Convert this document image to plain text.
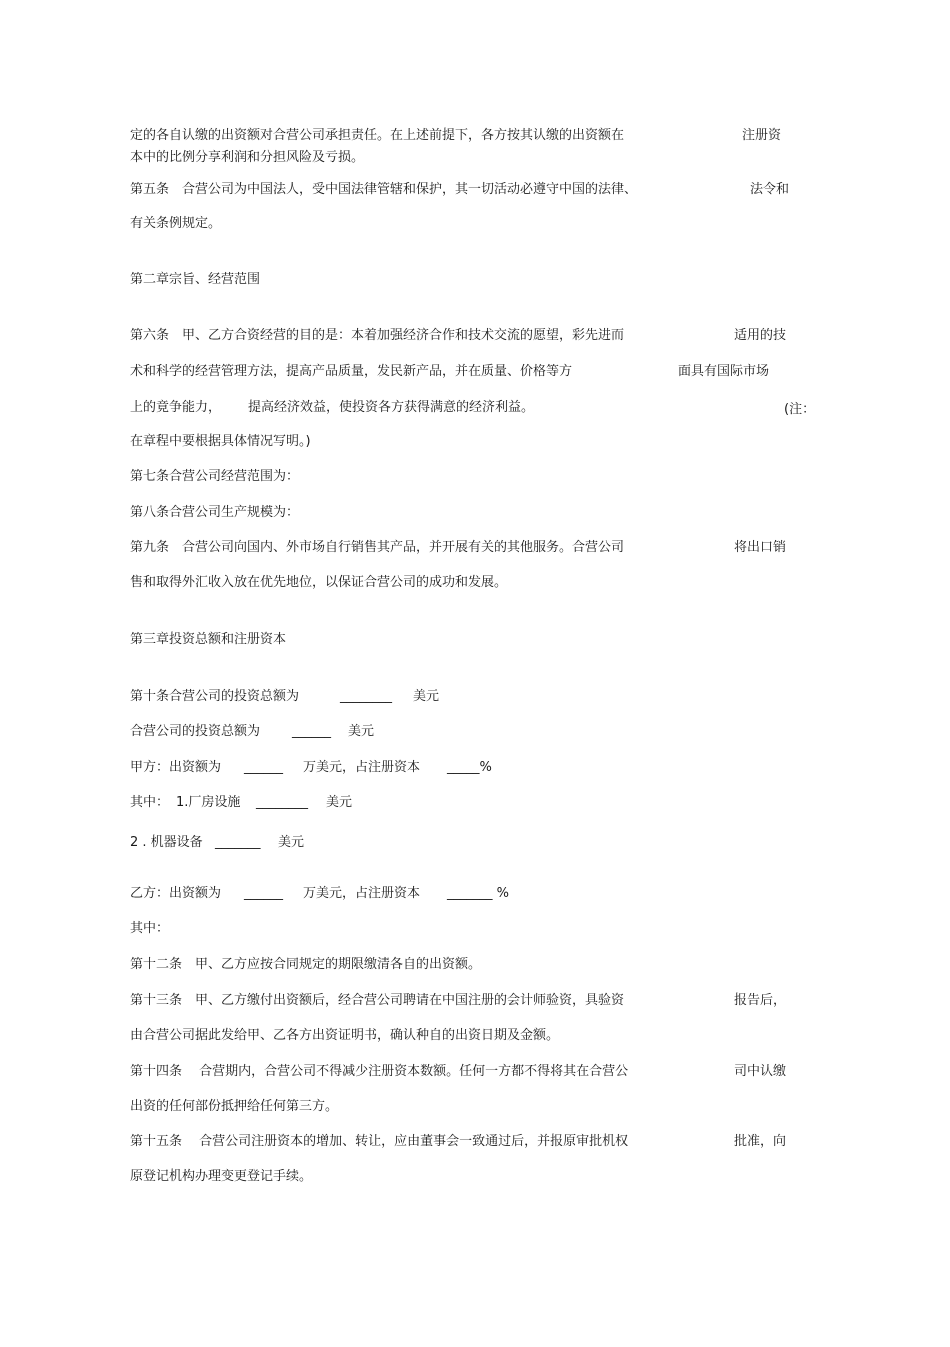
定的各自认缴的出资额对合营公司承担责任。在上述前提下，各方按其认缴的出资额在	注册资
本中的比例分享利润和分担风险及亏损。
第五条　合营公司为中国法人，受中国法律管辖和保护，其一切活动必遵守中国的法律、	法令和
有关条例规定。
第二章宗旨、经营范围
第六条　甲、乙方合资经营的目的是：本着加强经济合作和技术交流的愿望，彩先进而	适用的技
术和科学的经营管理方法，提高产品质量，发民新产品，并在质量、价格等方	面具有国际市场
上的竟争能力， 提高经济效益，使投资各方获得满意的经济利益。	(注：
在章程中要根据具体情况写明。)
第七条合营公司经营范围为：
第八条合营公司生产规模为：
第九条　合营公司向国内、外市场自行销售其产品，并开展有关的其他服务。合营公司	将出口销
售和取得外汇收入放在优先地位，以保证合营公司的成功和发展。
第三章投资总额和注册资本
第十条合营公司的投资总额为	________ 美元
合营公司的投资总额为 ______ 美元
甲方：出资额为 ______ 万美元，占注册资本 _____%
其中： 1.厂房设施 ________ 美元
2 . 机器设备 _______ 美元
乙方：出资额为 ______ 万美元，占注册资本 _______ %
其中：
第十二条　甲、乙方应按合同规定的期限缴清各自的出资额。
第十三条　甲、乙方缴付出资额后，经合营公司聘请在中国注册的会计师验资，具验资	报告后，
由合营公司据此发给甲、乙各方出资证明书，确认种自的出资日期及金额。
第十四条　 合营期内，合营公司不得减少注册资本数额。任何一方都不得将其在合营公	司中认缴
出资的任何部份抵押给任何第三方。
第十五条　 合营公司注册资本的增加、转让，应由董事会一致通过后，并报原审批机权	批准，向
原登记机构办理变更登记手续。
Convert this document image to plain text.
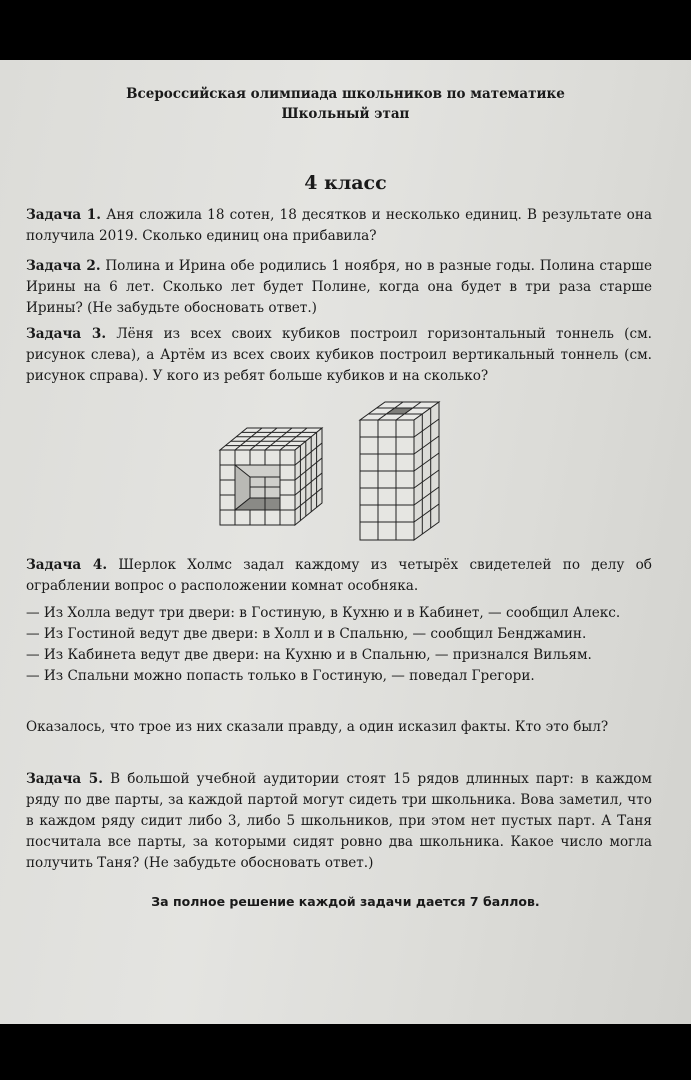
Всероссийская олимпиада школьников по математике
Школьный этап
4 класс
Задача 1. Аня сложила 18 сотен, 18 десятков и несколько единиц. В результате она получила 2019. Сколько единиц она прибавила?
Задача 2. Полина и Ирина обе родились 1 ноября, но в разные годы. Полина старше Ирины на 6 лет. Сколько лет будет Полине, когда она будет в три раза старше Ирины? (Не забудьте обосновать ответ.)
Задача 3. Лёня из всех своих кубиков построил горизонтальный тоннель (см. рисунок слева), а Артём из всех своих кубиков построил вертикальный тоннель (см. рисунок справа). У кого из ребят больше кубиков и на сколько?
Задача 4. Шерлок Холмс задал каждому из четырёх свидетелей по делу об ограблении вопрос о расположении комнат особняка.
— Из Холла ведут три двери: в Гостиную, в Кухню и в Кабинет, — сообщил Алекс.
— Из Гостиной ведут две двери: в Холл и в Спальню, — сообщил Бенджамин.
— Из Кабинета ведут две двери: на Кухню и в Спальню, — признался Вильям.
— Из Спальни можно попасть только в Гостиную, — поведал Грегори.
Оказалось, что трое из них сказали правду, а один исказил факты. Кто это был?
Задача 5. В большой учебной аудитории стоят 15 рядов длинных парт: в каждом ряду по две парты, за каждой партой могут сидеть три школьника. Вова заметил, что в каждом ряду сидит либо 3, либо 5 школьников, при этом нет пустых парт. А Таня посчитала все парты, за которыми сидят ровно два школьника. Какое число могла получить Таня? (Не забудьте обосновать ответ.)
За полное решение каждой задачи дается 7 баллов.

----

> **Given request**: Filter the records above for "Спальню" and copy every matching line.

> **Written reply**:
— Из Гостиной ведут две двери: в Холл и в Спальню, — сообщил Бенджамин.
— Из Кабинета ведут две двери: на Кухню и в Спальню, — признался Вильям.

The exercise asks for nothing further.